**Exercise prompt**
Write out all records as given; omit images.

**Saved data entries**
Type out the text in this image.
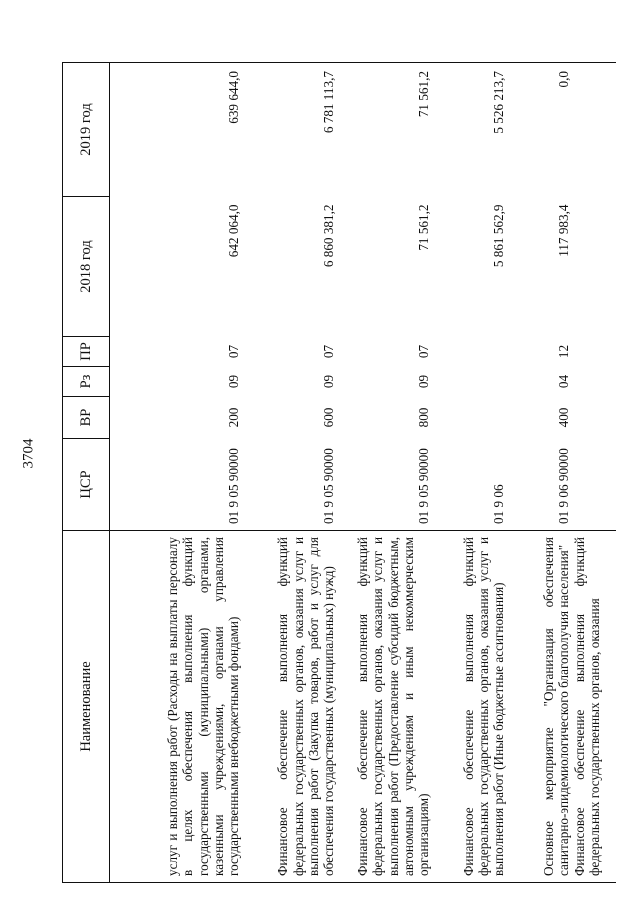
3704
Наименование	ЦСР	ВР	Рз	ПР	2018 год	2019 год
услуг и выполнения работ (Расходы на выплаты персоналу в целях обеспечения выполнения функций государственными (муниципальными) органами, казенными учреждениями, органами управления государственными внебюджетными фондами)	01 9 05 90000	200	09	07	642 064,0	639 644,0
Финансовое обеспечение выполнения функций федеральных государственных органов, оказания услуг и выполнения работ (Закупка товаров, работ и услуг для обеспечения государственных (муниципальных) нужд)	01 9 05 90000	600	09	07	6 860 381,2	6 781 113,7
Финансовое обеспечение выполнения функций федеральных государственных органов, оказания услуг и выполнения работ (Предоставление субсидий бюджетным, автономным учреждениям и иным некоммерческим организациям)	01 9 05 90000	800	09	07	71 561,2	71 561,2
Финансовое обеспечение выполнения функций федеральных государственных органов, оказания услуг и выполнения работ (Иные бюджетные ассигнования)	01 9 06				5 861 562,9	5 526 213,7
Основное мероприятие "Организация обеспечения санитарно-эпидемиологического благополучия населения"	01 9 06 90000	400	04	12	117 983,4	0,0
Финансовое обеспечение выполнения функций федеральных государственных органов, оказания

**Response below**
Type out the text in this image.
3704
Наименование	ЦСР	ВР	Рз	ПР	2018 год	2019 год
услуг и выполнения работ (Расходы на выплаты персоналу в целях обеспечения выполнения функций государственными (муниципальными) органами, казенными учреждениями, органами управления государственными внебюджетными фондами)	01 9 05 90000	200	09	07	642 064,0	639 644,0
Финансовое обеспечение выполнения функций федеральных государственных органов, оказания услуг и выполнения работ (Закупка товаров, работ и услуг для обеспечения государственных (муниципальных) нужд)	01 9 05 90000	600	09	07	6 860 381,2	6 781 113,7
Финансовое обеспечение выполнения функций федеральных государственных органов, оказания услуг и выполнения работ (Предоставление субсидий бюджетным, автономным учреждениям и иным некоммерческим организациям)	01 9 05 90000	800	09	07	71 561,2	71 561,2
Финансовое обеспечение выполнения функций федеральных государственных органов, оказания услуг и выполнения работ (Иные бюджетные ассигнования)	01 9 06				5 861 562,9	5 526 213,7
Основное мероприятие "Организация обеспечения санитарно-эпидемиологического благополучия населения"	01 9 06 90000	400	04	12	117 983,4	0,0
Финансовое обеспечение выполнения функций федеральных государственных органов, оказания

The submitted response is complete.